Short task:
Lines containing the string "Dubleks" are to be collected in full.

Data shown:
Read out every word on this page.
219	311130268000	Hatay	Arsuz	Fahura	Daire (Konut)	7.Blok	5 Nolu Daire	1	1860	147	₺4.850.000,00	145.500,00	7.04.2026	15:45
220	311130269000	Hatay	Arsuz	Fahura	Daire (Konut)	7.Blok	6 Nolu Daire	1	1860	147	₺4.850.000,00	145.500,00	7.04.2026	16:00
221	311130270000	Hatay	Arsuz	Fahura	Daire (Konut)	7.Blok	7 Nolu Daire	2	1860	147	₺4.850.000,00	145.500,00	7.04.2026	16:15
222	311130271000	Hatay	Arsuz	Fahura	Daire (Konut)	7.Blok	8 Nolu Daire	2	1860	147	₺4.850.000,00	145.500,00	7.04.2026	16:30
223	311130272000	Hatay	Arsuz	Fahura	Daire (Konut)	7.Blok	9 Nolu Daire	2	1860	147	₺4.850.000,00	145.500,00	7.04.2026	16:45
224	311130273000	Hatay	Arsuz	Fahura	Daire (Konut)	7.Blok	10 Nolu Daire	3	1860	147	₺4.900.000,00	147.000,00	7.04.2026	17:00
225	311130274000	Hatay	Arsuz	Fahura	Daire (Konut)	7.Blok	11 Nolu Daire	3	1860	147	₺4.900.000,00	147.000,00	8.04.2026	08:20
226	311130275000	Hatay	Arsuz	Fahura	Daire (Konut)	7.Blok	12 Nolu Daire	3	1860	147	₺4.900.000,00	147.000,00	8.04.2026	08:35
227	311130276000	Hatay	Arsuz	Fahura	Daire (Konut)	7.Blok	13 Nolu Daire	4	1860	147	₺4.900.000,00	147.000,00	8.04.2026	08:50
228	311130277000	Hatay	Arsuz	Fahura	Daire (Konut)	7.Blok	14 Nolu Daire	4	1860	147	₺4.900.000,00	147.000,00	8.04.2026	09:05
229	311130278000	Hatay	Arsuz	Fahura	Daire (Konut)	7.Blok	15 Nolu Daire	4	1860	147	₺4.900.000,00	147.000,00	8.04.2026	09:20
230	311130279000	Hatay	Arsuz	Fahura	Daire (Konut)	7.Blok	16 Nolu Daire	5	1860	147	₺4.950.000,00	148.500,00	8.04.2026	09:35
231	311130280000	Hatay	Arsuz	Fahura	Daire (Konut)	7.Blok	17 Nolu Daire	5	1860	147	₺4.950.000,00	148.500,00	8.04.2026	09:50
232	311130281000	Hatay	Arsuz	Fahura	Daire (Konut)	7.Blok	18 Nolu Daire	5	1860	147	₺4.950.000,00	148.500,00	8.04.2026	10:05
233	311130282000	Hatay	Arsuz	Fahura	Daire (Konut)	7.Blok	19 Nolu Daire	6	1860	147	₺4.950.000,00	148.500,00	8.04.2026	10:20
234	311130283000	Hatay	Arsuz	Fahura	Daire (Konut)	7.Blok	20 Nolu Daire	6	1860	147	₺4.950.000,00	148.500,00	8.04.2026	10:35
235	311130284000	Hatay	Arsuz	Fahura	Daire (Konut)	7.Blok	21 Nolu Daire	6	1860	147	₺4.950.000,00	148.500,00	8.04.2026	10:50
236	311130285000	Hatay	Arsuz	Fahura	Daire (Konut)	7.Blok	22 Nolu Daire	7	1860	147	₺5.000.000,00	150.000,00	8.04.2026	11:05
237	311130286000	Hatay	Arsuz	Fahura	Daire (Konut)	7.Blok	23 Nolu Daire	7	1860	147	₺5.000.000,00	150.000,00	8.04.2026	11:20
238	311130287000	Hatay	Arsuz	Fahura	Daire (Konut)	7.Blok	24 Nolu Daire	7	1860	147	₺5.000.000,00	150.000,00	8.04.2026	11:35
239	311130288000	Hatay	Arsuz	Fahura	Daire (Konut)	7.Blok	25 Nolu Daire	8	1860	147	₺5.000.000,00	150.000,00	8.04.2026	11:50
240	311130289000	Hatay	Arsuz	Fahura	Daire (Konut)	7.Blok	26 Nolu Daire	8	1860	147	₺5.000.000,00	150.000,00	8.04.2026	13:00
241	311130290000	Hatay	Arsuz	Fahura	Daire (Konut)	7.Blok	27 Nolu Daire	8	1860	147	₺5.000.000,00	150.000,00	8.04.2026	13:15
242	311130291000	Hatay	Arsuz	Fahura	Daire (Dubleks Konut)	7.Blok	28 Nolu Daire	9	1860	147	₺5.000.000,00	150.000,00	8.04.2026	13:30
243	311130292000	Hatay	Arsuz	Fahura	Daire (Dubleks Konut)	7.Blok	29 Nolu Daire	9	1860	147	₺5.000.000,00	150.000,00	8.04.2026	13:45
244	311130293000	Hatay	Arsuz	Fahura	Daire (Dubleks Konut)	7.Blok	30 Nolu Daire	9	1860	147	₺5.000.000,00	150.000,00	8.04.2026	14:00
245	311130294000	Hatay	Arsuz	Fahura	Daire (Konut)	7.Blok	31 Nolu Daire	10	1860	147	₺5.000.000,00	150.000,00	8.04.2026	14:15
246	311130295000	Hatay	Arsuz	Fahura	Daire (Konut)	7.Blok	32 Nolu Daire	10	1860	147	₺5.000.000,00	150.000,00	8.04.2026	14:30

Answer for the task:
242	311130291000	Hatay	Arsuz	Fahura	Daire (Dubleks Konut)	7.Blok	28 Nolu Daire	9	1860	147	₺5.000.000,00	150.000,00	8.04.2026	13:30
243	311130292000	Hatay	Arsuz	Fahura	Daire (Dubleks Konut)	7.Blok	29 Nolu Daire	9	1860	147	₺5.000.000,00	150.000,00	8.04.2026	13:45
244	311130293000	Hatay	Arsuz	Fahura	Daire (Dubleks Konut)	7.Blok	30 Nolu Daire	9	1860	147	₺5.000.000,00	150.000,00	8.04.2026	14:00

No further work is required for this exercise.